● **STATED GOAL**
In the material below, identify each line bearing the word "identity". Reproduce those lines.

Records from a data source
● ● ● ● ●

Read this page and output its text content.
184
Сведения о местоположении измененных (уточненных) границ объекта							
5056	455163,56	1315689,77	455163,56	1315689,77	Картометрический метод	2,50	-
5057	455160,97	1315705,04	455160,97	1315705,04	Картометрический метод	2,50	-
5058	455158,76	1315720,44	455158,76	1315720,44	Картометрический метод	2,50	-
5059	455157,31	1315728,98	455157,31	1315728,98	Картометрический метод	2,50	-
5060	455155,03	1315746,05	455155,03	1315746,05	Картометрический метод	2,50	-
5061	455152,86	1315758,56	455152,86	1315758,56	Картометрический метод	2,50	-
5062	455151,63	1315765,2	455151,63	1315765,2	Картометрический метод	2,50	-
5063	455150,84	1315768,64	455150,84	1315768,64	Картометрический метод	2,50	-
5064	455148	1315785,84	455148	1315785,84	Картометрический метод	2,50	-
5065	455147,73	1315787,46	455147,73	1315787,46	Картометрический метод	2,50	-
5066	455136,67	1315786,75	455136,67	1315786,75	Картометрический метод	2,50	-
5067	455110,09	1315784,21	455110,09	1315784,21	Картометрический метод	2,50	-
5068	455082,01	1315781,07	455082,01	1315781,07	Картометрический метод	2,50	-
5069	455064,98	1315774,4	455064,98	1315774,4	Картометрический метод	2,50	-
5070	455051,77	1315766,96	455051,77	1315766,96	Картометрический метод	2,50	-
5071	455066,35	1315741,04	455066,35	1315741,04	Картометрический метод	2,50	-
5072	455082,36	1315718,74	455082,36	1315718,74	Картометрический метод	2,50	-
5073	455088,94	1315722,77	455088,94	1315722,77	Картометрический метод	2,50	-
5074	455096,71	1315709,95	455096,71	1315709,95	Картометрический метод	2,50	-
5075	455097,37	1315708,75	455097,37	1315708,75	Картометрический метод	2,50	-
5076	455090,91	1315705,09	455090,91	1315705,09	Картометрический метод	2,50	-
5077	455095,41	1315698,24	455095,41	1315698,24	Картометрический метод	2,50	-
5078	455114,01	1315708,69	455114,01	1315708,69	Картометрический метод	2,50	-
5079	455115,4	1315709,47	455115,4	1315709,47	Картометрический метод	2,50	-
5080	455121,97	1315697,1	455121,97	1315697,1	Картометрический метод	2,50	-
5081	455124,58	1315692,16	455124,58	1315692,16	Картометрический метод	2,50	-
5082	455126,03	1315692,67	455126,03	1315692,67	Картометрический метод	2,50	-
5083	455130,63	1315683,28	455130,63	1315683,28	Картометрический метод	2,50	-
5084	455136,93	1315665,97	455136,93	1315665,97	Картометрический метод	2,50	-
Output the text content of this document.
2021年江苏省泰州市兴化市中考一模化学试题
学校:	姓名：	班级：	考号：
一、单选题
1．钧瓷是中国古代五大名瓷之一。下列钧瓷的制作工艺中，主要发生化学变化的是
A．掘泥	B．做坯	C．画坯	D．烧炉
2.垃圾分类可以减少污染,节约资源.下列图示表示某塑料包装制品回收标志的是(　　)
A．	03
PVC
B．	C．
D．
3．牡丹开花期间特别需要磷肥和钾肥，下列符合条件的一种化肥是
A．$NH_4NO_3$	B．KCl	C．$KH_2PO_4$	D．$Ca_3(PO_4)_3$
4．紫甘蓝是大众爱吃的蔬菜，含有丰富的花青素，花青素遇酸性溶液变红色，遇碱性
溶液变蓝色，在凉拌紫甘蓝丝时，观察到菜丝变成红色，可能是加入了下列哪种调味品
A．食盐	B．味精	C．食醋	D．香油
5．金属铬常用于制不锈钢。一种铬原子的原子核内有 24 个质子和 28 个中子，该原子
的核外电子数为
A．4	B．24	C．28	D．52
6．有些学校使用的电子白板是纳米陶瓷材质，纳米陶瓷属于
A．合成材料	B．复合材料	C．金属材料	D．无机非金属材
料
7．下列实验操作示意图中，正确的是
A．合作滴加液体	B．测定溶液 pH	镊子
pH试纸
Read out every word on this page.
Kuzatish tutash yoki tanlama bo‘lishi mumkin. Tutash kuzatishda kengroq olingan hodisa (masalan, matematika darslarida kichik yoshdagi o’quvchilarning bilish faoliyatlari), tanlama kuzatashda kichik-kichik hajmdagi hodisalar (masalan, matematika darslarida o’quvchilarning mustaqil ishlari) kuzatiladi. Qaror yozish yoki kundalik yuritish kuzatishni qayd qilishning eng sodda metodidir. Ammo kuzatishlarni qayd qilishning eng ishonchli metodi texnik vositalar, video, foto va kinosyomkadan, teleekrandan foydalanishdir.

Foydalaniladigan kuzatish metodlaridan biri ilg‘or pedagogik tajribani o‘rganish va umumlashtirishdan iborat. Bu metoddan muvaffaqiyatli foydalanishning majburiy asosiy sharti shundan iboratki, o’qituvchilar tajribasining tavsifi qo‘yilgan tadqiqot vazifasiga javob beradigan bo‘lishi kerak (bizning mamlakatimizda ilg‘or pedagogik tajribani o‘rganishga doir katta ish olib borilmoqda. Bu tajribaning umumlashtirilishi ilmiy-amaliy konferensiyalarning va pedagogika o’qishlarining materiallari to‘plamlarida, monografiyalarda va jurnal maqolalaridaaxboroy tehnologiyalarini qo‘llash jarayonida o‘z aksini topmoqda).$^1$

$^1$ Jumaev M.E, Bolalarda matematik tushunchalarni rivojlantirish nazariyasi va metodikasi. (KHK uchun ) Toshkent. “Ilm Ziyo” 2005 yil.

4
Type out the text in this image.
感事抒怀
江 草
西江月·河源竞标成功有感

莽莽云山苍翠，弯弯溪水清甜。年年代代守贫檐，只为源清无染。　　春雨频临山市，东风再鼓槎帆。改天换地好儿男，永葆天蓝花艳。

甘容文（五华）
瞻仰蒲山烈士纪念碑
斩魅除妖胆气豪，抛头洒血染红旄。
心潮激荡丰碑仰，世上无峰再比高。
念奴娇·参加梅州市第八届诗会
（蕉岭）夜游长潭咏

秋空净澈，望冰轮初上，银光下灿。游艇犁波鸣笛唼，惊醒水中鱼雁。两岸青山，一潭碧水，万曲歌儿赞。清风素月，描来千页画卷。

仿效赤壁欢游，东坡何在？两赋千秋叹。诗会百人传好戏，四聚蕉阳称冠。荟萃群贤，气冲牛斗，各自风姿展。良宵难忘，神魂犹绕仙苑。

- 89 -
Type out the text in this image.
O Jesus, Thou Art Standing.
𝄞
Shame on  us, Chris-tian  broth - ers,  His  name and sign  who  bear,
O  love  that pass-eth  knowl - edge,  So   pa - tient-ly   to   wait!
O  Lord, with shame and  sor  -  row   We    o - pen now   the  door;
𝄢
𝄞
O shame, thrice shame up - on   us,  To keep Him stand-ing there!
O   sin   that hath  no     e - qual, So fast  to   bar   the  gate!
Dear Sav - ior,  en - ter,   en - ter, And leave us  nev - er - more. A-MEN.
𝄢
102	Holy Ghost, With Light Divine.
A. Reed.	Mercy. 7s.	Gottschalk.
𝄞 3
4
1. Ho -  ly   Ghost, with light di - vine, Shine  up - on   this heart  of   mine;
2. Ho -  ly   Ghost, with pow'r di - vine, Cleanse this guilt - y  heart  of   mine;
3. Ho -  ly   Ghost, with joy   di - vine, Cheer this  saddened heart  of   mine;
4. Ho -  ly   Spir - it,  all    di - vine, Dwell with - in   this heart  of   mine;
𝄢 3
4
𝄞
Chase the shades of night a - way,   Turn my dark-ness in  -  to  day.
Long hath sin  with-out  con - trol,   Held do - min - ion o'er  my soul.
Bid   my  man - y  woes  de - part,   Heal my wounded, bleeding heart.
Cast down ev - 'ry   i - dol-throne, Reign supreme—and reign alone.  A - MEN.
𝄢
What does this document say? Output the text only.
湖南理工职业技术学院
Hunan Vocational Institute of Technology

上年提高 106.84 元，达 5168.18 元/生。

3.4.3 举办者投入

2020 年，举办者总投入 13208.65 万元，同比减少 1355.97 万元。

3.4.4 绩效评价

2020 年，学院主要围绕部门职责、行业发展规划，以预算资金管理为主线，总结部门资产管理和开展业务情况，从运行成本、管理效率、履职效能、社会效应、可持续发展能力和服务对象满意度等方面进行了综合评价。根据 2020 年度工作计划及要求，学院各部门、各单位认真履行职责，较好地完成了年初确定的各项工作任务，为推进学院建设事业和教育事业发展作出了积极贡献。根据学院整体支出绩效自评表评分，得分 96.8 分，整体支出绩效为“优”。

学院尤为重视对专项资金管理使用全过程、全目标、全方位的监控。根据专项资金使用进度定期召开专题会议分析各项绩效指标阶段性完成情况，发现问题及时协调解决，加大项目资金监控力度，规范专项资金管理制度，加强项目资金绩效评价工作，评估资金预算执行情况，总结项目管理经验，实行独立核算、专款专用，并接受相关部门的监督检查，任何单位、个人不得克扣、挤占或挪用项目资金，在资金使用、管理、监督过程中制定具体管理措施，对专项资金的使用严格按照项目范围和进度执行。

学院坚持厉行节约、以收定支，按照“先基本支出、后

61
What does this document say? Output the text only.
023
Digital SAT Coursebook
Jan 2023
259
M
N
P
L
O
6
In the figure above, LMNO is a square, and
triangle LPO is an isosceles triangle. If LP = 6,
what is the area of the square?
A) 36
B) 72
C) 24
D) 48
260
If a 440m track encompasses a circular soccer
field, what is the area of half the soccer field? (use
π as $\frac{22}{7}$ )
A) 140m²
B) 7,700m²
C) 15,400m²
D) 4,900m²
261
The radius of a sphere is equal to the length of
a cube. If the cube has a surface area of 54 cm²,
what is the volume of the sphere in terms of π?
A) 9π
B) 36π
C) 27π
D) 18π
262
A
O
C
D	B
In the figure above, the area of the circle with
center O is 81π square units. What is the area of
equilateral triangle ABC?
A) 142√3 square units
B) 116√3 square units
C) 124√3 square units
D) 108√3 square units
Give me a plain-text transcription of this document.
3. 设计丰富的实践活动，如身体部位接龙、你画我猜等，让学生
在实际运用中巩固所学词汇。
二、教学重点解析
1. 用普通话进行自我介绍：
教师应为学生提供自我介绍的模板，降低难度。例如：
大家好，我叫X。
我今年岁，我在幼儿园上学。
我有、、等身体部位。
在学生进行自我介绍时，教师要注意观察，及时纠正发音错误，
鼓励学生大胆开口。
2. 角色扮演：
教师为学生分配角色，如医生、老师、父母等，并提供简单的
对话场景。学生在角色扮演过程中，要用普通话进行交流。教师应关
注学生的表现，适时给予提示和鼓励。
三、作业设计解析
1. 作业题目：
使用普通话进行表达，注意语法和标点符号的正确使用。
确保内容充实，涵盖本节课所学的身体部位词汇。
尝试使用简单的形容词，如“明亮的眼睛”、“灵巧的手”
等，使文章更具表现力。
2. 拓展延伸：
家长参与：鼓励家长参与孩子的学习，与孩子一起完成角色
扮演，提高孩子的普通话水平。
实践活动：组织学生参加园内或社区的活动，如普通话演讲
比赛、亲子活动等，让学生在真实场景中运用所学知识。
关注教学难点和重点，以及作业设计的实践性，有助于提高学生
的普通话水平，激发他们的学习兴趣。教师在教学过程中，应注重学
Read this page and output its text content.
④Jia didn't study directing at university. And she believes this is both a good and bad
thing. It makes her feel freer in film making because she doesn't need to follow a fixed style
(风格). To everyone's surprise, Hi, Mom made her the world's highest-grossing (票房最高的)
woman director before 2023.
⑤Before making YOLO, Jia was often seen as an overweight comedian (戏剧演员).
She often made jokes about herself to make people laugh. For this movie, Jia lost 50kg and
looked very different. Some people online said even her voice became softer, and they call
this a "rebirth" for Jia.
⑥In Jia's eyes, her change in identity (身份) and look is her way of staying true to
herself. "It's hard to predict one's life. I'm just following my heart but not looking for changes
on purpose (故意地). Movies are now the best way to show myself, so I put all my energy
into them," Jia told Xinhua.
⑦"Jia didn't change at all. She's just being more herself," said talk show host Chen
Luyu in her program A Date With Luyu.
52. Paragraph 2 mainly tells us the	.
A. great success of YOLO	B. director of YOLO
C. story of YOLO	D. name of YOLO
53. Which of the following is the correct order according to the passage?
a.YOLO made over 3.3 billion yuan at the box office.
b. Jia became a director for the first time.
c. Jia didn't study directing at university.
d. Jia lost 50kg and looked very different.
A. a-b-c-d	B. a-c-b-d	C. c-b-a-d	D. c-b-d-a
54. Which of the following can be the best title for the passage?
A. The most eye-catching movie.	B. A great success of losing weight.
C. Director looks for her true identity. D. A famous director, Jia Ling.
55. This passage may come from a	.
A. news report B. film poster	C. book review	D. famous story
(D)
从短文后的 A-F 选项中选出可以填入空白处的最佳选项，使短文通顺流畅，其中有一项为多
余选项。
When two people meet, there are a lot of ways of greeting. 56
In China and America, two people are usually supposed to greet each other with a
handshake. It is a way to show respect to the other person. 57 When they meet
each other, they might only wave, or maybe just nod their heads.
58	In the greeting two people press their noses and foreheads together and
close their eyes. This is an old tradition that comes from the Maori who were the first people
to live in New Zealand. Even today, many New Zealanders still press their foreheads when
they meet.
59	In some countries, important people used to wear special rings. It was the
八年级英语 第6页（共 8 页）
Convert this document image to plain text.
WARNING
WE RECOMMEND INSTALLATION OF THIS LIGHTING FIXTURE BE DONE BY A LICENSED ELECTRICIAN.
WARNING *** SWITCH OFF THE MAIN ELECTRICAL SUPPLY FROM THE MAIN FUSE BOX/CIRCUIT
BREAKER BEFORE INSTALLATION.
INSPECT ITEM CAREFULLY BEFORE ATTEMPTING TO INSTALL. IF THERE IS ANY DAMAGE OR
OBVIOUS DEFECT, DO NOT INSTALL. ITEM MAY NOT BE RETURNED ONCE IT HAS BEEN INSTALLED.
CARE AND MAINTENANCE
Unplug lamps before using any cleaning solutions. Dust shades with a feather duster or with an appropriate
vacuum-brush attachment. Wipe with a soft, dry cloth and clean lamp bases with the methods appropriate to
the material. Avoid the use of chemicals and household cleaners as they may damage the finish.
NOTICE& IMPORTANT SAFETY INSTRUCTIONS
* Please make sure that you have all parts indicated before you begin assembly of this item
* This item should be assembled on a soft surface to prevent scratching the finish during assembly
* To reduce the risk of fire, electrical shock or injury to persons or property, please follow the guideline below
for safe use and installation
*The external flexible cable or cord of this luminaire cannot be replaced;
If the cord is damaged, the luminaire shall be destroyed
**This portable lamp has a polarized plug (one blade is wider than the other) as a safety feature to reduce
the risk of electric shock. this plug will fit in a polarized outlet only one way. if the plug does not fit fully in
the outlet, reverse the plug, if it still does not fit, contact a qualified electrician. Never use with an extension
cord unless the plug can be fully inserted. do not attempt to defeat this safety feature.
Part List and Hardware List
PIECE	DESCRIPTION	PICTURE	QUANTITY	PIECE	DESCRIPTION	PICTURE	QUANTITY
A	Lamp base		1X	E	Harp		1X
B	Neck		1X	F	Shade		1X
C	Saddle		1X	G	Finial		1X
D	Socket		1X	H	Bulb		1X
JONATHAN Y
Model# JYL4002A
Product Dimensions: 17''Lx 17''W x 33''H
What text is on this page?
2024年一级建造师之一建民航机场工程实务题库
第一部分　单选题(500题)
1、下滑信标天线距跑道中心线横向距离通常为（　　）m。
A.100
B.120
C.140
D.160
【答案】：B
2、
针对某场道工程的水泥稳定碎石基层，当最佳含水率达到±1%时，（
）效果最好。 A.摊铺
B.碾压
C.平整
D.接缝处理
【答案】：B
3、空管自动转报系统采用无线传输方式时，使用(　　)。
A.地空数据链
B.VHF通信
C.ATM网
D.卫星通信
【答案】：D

● ● ● ● ●

● **WRITTEN ANSWER**
⑥In Jia's eyes, her change in identity (身份) and look is her way of staying true to
C. Director looks for her true identity. D. A famous director, Jia Ling.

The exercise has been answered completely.